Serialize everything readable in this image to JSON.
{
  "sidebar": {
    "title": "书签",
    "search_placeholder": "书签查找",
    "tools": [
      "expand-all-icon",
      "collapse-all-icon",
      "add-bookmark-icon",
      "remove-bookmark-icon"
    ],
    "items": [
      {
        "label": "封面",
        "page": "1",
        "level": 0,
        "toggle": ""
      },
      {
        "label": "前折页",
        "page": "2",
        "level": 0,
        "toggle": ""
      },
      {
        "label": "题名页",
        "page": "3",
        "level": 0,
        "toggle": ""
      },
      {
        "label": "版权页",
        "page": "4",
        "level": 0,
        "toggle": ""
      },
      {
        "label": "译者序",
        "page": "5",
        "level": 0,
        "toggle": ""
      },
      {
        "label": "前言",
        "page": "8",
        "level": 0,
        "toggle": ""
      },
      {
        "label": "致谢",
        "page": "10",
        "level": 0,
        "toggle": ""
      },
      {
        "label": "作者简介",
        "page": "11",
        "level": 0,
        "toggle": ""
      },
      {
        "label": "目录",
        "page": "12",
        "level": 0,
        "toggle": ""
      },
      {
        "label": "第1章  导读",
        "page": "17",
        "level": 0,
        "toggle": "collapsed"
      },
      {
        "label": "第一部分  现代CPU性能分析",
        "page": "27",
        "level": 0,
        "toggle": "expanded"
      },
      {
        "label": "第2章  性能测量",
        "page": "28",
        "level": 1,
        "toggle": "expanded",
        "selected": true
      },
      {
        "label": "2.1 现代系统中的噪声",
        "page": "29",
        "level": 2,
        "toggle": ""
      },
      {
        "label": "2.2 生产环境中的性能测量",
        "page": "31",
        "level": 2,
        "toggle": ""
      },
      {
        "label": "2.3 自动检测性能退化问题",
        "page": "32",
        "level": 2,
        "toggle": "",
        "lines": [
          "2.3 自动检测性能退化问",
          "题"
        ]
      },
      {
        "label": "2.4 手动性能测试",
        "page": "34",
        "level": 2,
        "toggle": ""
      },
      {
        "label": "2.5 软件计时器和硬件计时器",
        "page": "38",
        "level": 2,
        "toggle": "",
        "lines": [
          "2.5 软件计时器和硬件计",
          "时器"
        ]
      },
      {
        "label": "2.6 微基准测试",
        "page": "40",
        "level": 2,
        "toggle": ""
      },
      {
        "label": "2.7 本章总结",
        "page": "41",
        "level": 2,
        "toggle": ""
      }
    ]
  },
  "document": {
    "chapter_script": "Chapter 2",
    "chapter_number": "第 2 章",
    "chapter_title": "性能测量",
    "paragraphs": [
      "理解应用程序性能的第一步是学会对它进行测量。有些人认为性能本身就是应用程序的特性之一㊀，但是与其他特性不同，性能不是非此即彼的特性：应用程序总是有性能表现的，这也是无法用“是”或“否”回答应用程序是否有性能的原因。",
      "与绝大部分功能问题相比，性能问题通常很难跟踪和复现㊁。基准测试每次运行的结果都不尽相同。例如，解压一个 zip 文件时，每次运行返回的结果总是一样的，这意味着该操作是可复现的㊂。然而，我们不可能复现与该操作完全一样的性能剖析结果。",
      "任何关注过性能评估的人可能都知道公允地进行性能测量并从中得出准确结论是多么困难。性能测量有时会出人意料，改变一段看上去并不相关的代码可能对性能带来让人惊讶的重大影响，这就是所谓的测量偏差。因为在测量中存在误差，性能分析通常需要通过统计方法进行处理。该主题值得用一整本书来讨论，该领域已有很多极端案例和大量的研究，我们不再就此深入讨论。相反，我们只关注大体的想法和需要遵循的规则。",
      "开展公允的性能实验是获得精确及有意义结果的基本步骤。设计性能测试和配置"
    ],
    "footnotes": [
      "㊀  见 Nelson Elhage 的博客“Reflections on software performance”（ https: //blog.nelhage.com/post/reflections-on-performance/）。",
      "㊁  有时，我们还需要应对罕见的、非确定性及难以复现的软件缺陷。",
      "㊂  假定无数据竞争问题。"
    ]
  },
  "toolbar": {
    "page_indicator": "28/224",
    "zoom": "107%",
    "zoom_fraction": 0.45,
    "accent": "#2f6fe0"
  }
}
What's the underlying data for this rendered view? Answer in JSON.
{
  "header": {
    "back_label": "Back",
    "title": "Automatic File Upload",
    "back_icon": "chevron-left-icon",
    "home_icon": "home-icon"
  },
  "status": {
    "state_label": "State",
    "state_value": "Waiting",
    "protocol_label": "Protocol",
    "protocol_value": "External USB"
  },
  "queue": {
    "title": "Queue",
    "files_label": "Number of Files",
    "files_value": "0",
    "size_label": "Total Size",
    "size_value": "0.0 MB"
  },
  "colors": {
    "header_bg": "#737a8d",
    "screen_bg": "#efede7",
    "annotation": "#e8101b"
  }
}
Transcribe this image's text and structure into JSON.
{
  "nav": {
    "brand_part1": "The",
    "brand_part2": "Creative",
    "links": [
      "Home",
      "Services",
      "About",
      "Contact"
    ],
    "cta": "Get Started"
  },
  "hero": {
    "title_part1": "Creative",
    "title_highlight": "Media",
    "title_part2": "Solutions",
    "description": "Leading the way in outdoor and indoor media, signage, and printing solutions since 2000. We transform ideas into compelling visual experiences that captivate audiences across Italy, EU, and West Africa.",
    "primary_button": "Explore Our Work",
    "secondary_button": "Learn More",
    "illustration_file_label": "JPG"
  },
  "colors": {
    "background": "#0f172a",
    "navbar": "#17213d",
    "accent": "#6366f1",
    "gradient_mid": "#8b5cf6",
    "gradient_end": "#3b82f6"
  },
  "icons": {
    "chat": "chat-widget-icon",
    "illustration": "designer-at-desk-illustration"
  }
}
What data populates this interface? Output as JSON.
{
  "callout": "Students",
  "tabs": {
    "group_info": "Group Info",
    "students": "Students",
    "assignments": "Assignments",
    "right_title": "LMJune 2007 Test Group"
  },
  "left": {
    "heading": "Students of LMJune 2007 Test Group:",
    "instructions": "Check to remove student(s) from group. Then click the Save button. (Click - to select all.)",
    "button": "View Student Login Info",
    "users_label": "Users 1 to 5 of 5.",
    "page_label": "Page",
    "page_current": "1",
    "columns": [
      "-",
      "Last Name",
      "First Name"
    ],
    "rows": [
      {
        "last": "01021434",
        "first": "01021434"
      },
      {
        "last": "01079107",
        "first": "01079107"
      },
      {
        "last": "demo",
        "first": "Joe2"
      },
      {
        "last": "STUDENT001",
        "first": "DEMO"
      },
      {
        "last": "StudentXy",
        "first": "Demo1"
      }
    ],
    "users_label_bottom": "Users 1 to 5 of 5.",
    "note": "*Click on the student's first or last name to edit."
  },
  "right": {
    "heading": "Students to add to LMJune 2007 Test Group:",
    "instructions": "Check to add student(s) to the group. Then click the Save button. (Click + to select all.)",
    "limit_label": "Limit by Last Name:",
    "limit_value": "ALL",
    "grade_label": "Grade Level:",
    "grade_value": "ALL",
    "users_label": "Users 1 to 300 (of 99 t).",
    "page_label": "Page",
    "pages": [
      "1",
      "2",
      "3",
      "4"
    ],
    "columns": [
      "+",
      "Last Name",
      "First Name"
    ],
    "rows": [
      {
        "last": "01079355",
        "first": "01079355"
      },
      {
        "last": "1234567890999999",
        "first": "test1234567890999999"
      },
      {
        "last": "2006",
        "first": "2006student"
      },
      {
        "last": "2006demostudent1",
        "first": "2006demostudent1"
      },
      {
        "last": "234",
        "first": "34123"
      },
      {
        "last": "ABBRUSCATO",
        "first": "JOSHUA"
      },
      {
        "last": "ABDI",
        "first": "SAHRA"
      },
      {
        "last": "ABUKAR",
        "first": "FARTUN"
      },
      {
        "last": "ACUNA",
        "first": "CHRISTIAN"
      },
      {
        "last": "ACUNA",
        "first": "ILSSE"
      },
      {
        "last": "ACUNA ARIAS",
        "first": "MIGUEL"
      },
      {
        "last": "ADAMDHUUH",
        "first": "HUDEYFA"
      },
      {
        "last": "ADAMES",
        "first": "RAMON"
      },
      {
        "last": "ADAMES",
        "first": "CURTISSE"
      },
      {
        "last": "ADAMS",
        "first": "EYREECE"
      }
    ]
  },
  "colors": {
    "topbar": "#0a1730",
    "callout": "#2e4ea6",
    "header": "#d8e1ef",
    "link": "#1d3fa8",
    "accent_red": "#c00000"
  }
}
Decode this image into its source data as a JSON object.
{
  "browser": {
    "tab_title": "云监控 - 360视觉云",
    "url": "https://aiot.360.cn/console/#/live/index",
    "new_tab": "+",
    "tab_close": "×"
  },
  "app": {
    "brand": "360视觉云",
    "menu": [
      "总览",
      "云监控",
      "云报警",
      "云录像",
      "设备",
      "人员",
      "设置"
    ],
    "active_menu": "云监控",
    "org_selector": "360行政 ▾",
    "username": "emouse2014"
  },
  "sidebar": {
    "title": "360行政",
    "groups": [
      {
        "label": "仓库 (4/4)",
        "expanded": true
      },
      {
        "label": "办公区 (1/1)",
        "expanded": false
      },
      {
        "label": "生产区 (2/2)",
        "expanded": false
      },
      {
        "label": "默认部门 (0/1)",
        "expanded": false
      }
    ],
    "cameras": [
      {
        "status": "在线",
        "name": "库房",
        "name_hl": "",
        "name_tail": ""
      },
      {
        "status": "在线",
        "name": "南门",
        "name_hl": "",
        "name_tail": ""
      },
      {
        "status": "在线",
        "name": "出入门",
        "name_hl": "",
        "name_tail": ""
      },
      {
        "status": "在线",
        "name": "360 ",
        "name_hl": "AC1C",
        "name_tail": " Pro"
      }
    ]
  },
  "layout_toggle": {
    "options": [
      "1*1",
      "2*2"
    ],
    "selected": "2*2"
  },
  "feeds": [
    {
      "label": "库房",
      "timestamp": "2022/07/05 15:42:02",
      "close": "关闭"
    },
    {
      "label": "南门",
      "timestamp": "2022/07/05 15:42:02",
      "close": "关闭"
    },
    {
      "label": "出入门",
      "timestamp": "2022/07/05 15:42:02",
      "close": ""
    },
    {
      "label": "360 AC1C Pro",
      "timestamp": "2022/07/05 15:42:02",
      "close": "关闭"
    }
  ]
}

────────────────────

Exercise directions
Search the data for the string "Students" and copy each line where it appears.

Result
  "callout": "Students",
    "students": "Students",
    "heading": "Students of LMJune 2007 Test Group:",
    "heading": "Students to add to LMJune 2007 Test Group:",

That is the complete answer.